# Direction
From the listing, collect all lines containing the word "JSON".

# Task inputs
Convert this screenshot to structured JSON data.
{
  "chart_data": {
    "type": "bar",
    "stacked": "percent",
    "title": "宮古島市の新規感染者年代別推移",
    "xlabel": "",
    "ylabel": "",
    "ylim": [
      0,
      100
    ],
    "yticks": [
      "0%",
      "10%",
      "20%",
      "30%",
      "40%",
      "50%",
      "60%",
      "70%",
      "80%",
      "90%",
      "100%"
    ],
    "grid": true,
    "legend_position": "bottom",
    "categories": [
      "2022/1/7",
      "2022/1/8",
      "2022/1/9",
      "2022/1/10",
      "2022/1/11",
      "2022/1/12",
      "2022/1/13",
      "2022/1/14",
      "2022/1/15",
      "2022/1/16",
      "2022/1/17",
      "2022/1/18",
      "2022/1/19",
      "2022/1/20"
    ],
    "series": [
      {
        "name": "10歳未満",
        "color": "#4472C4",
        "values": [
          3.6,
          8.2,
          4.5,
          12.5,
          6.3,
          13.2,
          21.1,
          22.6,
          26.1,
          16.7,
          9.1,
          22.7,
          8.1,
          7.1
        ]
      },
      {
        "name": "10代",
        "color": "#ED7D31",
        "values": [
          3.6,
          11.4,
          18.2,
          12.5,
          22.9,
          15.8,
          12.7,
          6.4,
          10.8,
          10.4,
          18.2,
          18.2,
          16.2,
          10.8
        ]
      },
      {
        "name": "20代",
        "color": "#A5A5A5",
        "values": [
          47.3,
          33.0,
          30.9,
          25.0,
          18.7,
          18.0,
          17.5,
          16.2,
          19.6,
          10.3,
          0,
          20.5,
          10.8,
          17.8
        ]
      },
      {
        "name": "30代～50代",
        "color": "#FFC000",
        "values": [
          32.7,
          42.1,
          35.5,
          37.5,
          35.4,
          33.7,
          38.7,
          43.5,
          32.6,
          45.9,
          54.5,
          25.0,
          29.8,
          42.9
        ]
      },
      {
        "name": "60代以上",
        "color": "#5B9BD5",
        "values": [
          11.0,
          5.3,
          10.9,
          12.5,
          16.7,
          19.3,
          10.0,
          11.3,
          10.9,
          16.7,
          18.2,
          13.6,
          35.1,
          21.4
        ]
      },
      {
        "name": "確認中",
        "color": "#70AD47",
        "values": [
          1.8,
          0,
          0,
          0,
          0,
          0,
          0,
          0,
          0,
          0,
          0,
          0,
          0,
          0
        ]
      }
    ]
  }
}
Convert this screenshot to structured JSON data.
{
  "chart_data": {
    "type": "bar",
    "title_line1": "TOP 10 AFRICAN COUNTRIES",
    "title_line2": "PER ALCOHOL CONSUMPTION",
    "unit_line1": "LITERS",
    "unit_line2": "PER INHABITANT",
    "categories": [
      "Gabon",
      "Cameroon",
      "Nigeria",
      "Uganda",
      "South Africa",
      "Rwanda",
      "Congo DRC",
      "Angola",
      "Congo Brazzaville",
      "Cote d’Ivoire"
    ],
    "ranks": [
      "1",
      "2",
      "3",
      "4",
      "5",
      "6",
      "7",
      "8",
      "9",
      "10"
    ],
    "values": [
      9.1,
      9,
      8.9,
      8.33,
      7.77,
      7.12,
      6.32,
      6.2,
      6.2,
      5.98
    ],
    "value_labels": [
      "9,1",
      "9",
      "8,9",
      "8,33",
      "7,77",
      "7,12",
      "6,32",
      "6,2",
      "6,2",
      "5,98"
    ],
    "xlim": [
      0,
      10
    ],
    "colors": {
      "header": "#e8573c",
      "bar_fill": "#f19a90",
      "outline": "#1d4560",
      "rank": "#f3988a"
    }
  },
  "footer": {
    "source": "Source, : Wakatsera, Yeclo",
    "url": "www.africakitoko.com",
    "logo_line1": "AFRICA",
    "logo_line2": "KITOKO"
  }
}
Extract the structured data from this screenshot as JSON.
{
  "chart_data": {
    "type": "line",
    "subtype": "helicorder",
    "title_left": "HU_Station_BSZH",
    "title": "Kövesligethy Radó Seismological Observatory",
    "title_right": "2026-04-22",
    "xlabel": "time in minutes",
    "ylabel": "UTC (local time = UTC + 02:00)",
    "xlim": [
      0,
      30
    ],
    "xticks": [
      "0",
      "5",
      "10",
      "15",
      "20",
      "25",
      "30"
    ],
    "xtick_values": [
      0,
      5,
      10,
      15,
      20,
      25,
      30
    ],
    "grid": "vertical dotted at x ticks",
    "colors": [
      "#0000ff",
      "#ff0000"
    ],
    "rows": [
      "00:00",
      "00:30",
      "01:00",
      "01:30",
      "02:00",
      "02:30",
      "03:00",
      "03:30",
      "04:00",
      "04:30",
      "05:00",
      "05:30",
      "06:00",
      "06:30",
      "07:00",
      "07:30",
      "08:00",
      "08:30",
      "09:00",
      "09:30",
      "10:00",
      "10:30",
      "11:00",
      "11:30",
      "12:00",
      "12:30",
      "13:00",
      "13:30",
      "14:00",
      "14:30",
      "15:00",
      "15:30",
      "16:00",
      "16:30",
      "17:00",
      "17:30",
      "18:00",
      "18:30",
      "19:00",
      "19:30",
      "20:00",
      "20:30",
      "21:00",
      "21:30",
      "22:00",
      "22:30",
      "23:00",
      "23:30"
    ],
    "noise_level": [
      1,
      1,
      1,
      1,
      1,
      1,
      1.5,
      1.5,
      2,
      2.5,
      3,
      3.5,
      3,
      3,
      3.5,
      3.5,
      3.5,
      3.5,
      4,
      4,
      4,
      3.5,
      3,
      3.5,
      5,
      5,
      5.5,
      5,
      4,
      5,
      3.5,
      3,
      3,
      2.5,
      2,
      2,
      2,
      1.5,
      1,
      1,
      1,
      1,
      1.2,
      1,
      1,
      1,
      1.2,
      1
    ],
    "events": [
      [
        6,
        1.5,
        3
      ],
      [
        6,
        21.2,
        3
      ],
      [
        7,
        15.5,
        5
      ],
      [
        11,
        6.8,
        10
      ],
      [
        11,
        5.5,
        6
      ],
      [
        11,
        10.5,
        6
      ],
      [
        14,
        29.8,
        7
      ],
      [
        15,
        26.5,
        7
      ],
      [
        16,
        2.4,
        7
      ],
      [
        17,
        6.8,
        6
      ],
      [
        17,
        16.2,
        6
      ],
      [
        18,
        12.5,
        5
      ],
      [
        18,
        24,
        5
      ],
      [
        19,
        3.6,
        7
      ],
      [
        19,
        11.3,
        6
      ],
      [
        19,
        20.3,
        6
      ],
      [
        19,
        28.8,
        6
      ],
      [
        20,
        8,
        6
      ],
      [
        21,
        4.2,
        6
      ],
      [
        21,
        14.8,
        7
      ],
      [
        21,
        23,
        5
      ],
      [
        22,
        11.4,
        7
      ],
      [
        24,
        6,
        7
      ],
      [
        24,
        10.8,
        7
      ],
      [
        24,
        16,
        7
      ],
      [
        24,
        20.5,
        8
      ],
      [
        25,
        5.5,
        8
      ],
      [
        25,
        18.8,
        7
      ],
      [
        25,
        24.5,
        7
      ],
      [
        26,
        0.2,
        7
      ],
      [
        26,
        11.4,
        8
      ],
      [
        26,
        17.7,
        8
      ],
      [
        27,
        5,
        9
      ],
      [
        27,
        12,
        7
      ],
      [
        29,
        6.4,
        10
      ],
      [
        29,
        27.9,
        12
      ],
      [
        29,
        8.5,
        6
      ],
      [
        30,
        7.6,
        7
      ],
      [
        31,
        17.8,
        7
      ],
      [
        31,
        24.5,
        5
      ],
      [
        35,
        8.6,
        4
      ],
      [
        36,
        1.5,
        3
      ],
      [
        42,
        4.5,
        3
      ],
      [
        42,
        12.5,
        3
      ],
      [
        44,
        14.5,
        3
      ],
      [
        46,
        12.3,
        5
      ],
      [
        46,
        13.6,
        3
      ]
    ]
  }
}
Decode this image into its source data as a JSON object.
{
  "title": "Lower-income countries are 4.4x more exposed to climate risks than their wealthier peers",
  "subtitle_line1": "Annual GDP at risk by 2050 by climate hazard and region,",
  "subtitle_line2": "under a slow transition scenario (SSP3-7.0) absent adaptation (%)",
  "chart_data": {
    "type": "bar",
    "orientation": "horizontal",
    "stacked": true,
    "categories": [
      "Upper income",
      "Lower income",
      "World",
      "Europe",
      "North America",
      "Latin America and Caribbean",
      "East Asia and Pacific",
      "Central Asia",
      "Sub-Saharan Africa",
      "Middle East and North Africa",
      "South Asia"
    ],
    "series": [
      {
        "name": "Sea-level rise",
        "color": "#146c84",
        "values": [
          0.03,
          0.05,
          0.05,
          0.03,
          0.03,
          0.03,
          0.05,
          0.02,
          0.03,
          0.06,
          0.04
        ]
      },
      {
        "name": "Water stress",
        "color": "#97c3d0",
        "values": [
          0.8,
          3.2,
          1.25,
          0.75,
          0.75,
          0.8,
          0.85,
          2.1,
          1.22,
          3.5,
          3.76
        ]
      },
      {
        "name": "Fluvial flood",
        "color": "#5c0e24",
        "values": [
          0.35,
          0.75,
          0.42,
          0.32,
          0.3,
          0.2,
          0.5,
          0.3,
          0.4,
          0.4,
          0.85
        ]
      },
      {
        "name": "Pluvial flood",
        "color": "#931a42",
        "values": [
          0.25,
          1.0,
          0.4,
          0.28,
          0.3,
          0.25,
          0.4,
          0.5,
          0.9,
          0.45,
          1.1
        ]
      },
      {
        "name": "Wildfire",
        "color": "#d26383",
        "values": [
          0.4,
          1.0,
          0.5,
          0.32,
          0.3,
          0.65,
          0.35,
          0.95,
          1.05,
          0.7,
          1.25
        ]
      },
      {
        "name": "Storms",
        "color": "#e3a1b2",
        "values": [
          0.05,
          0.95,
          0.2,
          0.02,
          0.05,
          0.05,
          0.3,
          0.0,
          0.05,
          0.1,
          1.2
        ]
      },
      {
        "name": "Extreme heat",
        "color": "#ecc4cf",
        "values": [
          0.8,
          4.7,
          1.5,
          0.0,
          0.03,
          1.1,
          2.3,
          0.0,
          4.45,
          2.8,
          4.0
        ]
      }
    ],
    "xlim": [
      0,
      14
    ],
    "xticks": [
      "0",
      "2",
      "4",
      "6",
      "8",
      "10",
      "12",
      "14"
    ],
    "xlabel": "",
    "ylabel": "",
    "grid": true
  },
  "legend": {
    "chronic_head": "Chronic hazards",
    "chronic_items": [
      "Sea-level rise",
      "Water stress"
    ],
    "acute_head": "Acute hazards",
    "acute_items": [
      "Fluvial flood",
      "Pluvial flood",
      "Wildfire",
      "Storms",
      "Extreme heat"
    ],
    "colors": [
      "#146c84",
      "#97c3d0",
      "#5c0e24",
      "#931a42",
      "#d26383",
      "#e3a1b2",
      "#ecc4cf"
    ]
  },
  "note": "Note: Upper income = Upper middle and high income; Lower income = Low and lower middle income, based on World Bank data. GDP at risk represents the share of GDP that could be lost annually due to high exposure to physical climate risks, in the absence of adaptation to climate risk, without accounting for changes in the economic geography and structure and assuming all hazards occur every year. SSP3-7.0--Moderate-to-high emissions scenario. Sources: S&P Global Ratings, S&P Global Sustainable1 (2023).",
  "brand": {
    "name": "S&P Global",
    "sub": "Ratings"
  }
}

# Completed task
Convert this screenshot to structured JSON data.
Convert this screenshot to structured JSON data.
Extract the structured data from this screenshot as JSON.
Decode this image into its source data as a JSON object.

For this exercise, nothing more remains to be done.